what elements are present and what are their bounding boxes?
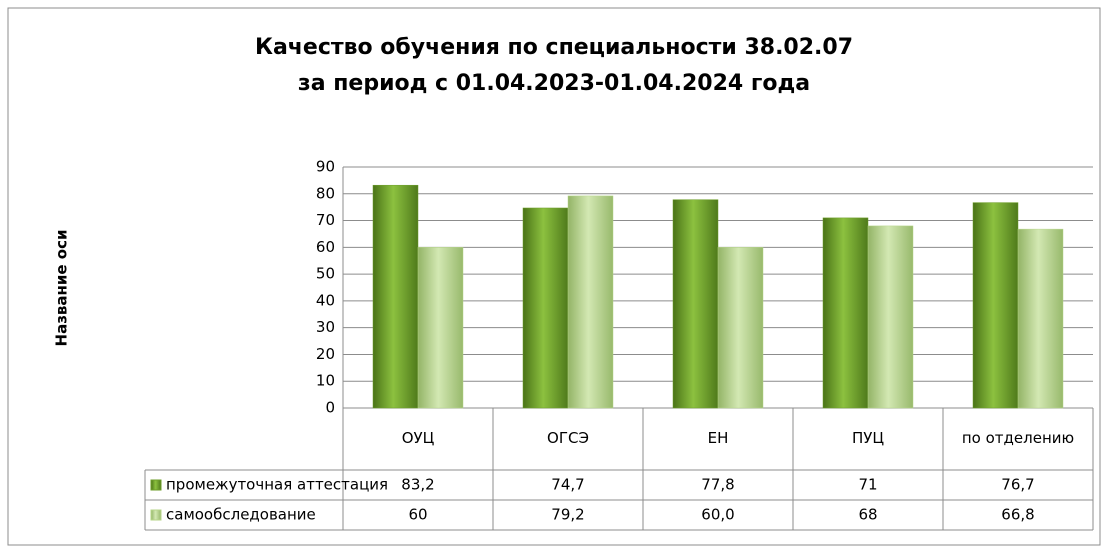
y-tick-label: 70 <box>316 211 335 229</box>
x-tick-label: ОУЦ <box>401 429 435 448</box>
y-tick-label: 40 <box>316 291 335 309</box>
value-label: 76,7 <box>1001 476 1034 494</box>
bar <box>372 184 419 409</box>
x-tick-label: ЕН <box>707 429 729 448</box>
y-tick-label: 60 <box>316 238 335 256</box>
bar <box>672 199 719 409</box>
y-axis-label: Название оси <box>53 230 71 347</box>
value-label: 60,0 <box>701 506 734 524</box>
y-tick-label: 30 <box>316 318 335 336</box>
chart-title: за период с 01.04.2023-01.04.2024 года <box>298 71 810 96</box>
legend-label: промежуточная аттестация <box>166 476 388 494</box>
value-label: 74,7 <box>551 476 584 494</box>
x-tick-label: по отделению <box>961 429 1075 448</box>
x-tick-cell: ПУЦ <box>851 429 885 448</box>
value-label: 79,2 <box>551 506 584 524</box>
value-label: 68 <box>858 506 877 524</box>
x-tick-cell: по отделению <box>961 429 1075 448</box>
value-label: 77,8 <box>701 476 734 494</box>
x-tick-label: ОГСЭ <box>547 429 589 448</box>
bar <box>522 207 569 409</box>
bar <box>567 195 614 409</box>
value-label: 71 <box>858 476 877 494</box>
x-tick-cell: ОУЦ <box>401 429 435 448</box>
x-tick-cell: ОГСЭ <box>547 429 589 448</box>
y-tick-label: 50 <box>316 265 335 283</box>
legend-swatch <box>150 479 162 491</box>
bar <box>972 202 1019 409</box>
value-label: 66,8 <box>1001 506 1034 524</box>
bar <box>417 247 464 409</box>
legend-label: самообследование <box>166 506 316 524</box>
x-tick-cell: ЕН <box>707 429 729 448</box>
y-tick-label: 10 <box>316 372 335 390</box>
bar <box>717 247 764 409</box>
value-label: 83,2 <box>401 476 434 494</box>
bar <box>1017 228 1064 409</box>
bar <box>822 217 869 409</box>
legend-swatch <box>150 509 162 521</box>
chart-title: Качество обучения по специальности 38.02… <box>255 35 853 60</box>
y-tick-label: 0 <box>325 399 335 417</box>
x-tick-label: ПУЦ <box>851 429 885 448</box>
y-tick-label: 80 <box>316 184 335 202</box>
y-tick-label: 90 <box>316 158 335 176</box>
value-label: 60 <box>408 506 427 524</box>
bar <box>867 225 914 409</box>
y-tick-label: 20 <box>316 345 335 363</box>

·····

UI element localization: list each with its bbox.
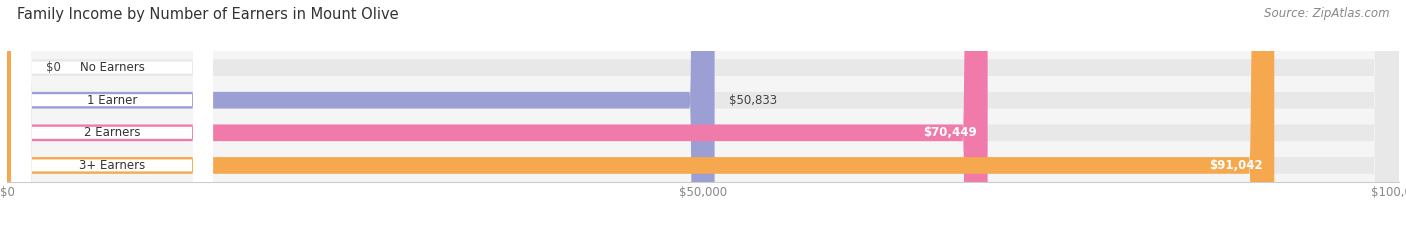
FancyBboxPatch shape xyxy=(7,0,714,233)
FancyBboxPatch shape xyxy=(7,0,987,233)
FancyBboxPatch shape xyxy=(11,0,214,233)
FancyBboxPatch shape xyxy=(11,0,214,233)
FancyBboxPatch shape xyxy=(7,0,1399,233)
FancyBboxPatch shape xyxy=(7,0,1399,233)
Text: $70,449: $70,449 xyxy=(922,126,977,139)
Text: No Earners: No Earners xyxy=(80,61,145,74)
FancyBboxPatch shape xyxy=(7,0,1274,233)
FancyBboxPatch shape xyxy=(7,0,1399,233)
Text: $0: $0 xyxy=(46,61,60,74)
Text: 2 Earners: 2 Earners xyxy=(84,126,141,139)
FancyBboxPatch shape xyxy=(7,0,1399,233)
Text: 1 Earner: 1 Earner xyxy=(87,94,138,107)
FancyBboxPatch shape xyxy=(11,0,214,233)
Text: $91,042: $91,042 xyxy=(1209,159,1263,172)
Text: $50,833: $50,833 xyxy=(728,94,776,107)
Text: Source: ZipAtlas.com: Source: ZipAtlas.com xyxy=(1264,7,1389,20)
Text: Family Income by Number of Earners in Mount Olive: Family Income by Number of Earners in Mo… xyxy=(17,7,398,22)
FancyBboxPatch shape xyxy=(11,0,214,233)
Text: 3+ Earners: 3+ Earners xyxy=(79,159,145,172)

·····

**TO BE DONE**
Please copy out, character for character, everything in the material from the line containing "FancyBboxPatch shape xyxy=(7,0,714,233)" down to the line containing "Text: 3+ Earners: 3+", both of those lines included, and nothing more.

**WRITTEN SOLUTION**
FancyBboxPatch shape xyxy=(7,0,714,233)
FancyBboxPatch shape xyxy=(7,0,987,233)
FancyBboxPatch shape xyxy=(11,0,214,233)
FancyBboxPatch shape xyxy=(11,0,214,233)
FancyBboxPatch shape xyxy=(7,0,1399,233)
FancyBboxPatch shape xyxy=(7,0,1399,233)
Text: $70,449: $70,449 xyxy=(922,126,977,139)
Text: No Earners: No Earners xyxy=(80,61,145,74)
FancyBboxPatch shape xyxy=(7,0,1274,233)
FancyBboxPatch shape xyxy=(7,0,1399,233)
Text: $0: $0 xyxy=(46,61,60,74)
Text: 2 Earners: 2 Earners xyxy=(84,126,141,139)
FancyBboxPatch shape xyxy=(7,0,1399,233)
Text: 1 Earner: 1 Earner xyxy=(87,94,138,107)
FancyBboxPatch shape xyxy=(11,0,214,233)
Text: $91,042: $91,042 xyxy=(1209,159,1263,172)
Text: $50,833: $50,833 xyxy=(728,94,776,107)
Text: Source: ZipAtlas.com: Source: ZipAtlas.com xyxy=(1264,7,1389,20)
Text: Family Income by Number of Earners in Mount Olive: Family Income by Number of Earners in Mo… xyxy=(17,7,398,22)
FancyBboxPatch shape xyxy=(11,0,214,233)
Text: 3+ Earners: 3+ Earners xyxy=(79,159,145,172)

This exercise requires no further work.